DO THIS
Copy every line that contains the string "field" from the entries below.

==== RECORDED DATA ====

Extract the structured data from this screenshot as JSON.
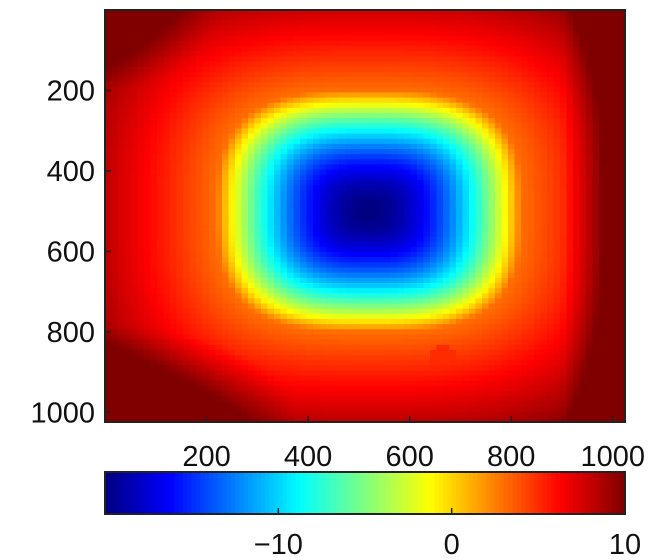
{
  "chart_data": {
    "type": "heatmap",
    "title": "",
    "xlabel": "",
    "ylabel": "",
    "x_range": [
      0,
      1024
    ],
    "y_range": [
      0,
      1024
    ],
    "y_inverted": true,
    "xticks": [
      200,
      400,
      600,
      800,
      1000
    ],
    "yticks": [
      200,
      400,
      600,
      800,
      1000
    ],
    "colormap": "jet",
    "colorbar": {
      "min": -20,
      "max": 10,
      "ticks": [
        -10,
        0,
        10
      ],
      "tick_labels": [
        "−10",
        "0",
        "10"
      ],
      "placement": "bottom"
    },
    "grid": false,
    "field": {
      "description_values": "approximate smooth scalar field, value at (x,y) in data units",
      "bowl_center": [
        520,
        500
      ],
      "min_value": -20,
      "rim_value": 3,
      "max_value": 10
    },
    "features": [
      {
        "type": "spot",
        "x": 75,
        "y": 275,
        "value": 4.5
      },
      {
        "type": "spot",
        "x": 490,
        "y": 880,
        "value": 4.5
      },
      {
        "type": "spot",
        "x": 665,
        "y": 860,
        "value": 5
      }
    ]
  }
}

====

TASK OUTPUT
    "field": {
      "description_values": "approximate smooth scalar field, value at (x,y) in data units",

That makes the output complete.